THE EXERCISE: Copy each entry as it stands, leaving nothing out.

DATA SHOWN:
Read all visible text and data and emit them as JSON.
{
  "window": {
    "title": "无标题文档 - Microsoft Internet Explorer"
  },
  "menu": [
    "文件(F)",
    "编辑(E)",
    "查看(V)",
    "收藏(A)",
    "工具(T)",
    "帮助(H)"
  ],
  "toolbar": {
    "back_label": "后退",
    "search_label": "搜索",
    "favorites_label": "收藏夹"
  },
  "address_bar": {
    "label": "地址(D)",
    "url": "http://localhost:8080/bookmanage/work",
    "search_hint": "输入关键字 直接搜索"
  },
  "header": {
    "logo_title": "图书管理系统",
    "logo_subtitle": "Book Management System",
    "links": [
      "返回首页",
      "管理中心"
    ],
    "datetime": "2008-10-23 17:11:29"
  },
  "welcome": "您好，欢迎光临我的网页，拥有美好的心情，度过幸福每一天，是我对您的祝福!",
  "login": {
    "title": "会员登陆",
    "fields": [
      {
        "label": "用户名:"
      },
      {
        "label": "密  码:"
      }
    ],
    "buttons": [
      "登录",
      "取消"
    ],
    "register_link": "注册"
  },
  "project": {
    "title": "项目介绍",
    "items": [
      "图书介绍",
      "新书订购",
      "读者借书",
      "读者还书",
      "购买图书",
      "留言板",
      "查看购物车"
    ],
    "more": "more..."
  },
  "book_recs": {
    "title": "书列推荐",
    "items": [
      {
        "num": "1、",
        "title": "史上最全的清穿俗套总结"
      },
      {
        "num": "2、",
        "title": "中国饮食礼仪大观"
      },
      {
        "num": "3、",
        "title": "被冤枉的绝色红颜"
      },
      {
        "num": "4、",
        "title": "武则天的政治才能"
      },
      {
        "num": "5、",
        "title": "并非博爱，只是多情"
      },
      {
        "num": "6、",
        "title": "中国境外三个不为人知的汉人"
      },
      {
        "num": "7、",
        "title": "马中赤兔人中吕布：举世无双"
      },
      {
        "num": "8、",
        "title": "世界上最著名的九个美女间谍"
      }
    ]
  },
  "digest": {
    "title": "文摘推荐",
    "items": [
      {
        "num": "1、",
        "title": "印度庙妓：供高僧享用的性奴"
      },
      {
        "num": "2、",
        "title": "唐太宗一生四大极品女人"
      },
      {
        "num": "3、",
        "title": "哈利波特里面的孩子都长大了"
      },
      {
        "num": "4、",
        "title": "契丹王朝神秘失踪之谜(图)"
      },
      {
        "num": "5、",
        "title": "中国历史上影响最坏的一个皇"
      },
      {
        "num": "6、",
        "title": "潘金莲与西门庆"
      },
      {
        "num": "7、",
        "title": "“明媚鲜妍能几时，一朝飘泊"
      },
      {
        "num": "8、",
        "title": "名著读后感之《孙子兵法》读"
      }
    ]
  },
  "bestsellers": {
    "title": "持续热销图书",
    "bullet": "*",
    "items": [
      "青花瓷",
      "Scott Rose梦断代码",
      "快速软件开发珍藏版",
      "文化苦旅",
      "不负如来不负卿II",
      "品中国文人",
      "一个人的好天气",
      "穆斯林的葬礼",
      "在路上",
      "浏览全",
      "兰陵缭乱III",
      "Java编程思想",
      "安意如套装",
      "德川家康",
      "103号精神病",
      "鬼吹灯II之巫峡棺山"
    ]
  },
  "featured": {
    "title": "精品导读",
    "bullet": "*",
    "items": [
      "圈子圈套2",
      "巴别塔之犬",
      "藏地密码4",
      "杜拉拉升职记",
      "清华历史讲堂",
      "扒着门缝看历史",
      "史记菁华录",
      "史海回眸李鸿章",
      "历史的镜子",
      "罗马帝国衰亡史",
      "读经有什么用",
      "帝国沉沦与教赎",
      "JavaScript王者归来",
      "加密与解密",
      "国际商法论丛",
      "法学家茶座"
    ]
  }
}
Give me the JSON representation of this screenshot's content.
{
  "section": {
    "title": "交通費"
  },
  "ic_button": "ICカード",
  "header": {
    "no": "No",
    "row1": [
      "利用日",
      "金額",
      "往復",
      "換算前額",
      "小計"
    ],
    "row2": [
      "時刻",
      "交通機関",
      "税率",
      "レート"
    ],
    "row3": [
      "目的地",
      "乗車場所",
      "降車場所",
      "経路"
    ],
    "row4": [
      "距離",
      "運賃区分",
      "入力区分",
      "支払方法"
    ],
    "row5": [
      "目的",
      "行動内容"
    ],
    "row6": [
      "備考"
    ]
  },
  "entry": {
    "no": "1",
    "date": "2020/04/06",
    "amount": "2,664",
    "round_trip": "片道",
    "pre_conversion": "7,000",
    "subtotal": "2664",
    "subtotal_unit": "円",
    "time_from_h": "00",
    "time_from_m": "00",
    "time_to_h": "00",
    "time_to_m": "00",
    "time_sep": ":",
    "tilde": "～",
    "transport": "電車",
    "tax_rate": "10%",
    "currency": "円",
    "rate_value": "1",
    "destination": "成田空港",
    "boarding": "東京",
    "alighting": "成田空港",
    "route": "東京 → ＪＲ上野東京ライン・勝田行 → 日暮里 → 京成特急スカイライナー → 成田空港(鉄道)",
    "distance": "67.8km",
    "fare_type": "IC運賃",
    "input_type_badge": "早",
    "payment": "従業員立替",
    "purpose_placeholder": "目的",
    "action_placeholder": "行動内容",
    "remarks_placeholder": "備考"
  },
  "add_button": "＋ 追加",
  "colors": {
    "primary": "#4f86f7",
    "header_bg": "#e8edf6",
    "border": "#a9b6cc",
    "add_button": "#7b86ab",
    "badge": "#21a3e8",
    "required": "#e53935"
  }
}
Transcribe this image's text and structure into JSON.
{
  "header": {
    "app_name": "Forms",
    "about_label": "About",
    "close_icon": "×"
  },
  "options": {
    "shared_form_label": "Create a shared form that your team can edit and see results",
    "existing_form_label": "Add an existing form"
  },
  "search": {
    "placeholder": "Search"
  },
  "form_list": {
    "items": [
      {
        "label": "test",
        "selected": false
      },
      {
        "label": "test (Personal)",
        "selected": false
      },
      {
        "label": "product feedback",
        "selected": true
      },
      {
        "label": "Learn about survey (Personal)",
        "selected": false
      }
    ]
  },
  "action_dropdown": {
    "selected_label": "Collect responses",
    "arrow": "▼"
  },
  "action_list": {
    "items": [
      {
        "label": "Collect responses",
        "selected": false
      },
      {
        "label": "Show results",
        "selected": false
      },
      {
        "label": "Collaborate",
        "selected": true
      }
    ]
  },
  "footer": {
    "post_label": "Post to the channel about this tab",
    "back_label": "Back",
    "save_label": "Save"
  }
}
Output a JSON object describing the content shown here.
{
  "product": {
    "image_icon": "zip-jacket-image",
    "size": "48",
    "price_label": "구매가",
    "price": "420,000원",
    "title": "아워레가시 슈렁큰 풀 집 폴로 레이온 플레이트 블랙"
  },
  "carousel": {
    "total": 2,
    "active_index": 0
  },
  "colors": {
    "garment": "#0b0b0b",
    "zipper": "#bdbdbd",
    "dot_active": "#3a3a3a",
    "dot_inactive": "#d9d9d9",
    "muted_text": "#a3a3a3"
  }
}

COMPLETE ANSWER:
Read all visible text and data and emit them as JSON.
{
  "window": {
    "title": "无标题文档 - Microsoft Internet Explorer"
  },
  "menu": [
    "文件(F)",
    "编辑(E)",
    "查看(V)",
    "收藏(A)",
    "工具(T)",
    "帮助(H)"
  ],
  "toolbar": {
    "back_label": "后退",
    "search_label": "搜索",
    "favorites_label": "收藏夹"
  },
  "address_bar": {
    "label": "地址(D)",
    "url": "http://localhost:8080/bookmanage/work",
    "search_hint": "输入关键字 直接搜索"
  },
  "header": {
    "logo_title": "图书管理系统",
    "logo_subtitle": "Book Management System",
    "links": [
      "返回首页",
      "管理中心"
    ],
    "datetime": "2008-10-23 17:11:29"
  },
  "welcome": "您好，欢迎光临我的网页，拥有美好的心情，度过幸福每一天，是我对您的祝福!",
  "login": {
    "title": "会员登陆",
    "fields": [
      {
        "label": "用户名:"
      },
      {
        "label": "密  码:"
      }
    ],
    "buttons": [
      "登录",
      "取消"
    ],
    "register_link": "注册"
  },
  "project": {
    "title": "项目介绍",
    "items": [
      "图书介绍",
      "新书订购",
      "读者借书",
      "读者还书",
      "购买图书",
      "留言板",
      "查看购物车"
    ],
    "more": "more..."
  },
  "book_recs": {
    "title": "书列推荐",
    "items": [
      {
        "num": "1、",
        "title": "史上最全的清穿俗套总结"
      },
      {
        "num": "2、",
        "title": "中国饮食礼仪大观"
      },
      {
        "num": "3、",
        "title": "被冤枉的绝色红颜"
      },
      {
        "num": "4、",
        "title": "武则天的政治才能"
      },
      {
        "num": "5、",
        "title": "并非博爱，只是多情"
      },
      {
        "num": "6、",
        "title": "中国境外三个不为人知的汉人"
      },
      {
        "num": "7、",
        "title": "马中赤兔人中吕布：举世无双"
      },
      {
        "num": "8、",
        "title": "世界上最著名的九个美女间谍"
      }
    ]
  },
  "digest": {
    "title": "文摘推荐",
    "items": [
      {
        "num": "1、",
        "title": "印度庙妓：供高僧享用的性奴"
      },
      {
        "num": "2、",
        "title": "唐太宗一生四大极品女人"
      },
      {
        "num": "3、",
        "title": "哈利波特里面的孩子都长大了"
      },
      {
        "num": "4、",
        "title": "契丹王朝神秘失踪之谜(图)"
      },
      {
        "num": "5、",
        "title": "中国历史上影响最坏的一个皇"
      },
      {
        "num": "6、",
        "title": "潘金莲与西门庆"
      },
      {
        "num": "7、",
        "title": "“明媚鲜妍能几时，一朝飘泊"
      },
      {
        "num": "8、",
        "title": "名著读后感之《孙子兵法》读"
      }
    ]
  },
  "bestsellers": {
    "title": "持续热销图书",
    "bullet": "*",
    "items": [
      "青花瓷",
      "Scott Rose梦断代码",
      "快速软件开发珍藏版",
      "文化苦旅",
      "不负如来不负卿II",
      "品中国文人",
      "一个人的好天气",
      "穆斯林的葬礼",
      "在路上",
      "浏览全",
      "兰陵缭乱III",
      "Java编程思想",
      "安意如套装",
      "德川家康",
      "103号精神病",
      "鬼吹灯II之巫峡棺山"
    ]
  },
  "featured": {
    "title": "精品导读",
    "bullet": "*",
    "items": [
      "圈子圈套2",
      "巴别塔之犬",
      "藏地密码4",
      "杜拉拉升职记",
      "清华历史讲堂",
      "扒着门缝看历史",
      "史记菁华录",
      "史海回眸李鸿章",
      "历史的镜子",
      "罗马帝国衰亡史",
      "读经有什么用",
      "帝国沉沦与教赎",
      "JavaScript王者归来",
      "加密与解密",
      "国际商法论丛",
      "法学家茶座"
    ]
  }
}
Give me the JSON representation of this screenshot's content.
{
  "section": {
    "title": "交通費"
  },
  "ic_button": "ICカード",
  "header": {
    "no": "No",
    "row1": [
      "利用日",
      "金額",
      "往復",
      "換算前額",
      "小計"
    ],
    "row2": [
      "時刻",
      "交通機関",
      "税率",
      "レート"
    ],
    "row3": [
      "目的地",
      "乗車場所",
      "降車場所",
      "経路"
    ],
    "row4": [
      "距離",
      "運賃区分",
      "入力区分",
      "支払方法"
    ],
    "row5": [
      "目的",
      "行動内容"
    ],
    "row6": [
      "備考"
    ]
  },
  "entry": {
    "no": "1",
    "date": "2020/04/06",
    "amount": "2,664",
    "round_trip": "片道",
    "pre_conversion": "7,000",
    "subtotal": "2664",
    "subtotal_unit": "円",
    "time_from_h": "00",
    "time_from_m": "00",
    "time_to_h": "00",
    "time_to_m": "00",
    "time_sep": ":",
    "tilde": "～",
    "transport": "電車",
    "tax_rate": "10%",
    "currency": "円",
    "rate_value": "1",
    "destination": "成田空港",
    "boarding": "東京",
    "alighting": "成田空港",
    "route": "東京 → ＪＲ上野東京ライン・勝田行 → 日暮里 → 京成特急スカイライナー → 成田空港(鉄道)",
    "distance": "67.8km",
    "fare_type": "IC運賃",
    "input_type_badge": "早",
    "payment": "従業員立替",
    "purpose_placeholder": "目的",
    "action_placeholder": "行動内容",
    "remarks_placeholder": "備考"
  },
  "add_button": "＋ 追加",
  "colors": {
    "primary": "#4f86f7",
    "header_bg": "#e8edf6",
    "border": "#a9b6cc",
    "add_button": "#7b86ab",
    "badge": "#21a3e8",
    "required": "#e53935"
  }
}
Transcribe this image's text and structure into JSON.
{
  "header": {
    "app_name": "Forms",
    "about_label": "About",
    "close_icon": "×"
  },
  "options": {
    "shared_form_label": "Create a shared form that your team can edit and see results",
    "existing_form_label": "Add an existing form"
  },
  "search": {
    "placeholder": "Search"
  },
  "form_list": {
    "items": [
      {
        "label": "test",
        "selected": false
      },
      {
        "label": "test (Personal)",
        "selected": false
      },
      {
        "label": "product feedback",
        "selected": true
      },
      {
        "label": "Learn about survey (Personal)",
        "selected": false
      }
    ]
  },
  "action_dropdown": {
    "selected_label": "Collect responses",
    "arrow": "▼"
  },
  "action_list": {
    "items": [
      {
        "label": "Collect responses",
        "selected": false
      },
      {
        "label": "Show results",
        "selected": false
      },
      {
        "label": "Collaborate",
        "selected": true
      }
    ]
  },
  "footer": {
    "post_label": "Post to the channel about this tab",
    "back_label": "Back",
    "save_label": "Save"
  }
}
Output a JSON object describing the content shown here.
{
  "product": {
    "image_icon": "zip-jacket-image",
    "size": "48",
    "price_label": "구매가",
    "price": "420,000원",
    "title": "아워레가시 슈렁큰 풀 집 폴로 레이온 플레이트 블랙"
  },
  "carousel": {
    "total": 2,
    "active_index": 0
  },
  "colors": {
    "garment": "#0b0b0b",
    "zipper": "#bdbdbd",
    "dot_active": "#3a3a3a",
    "dot_inactive": "#d9d9d9",
    "muted_text": "#a3a3a3"
  }
}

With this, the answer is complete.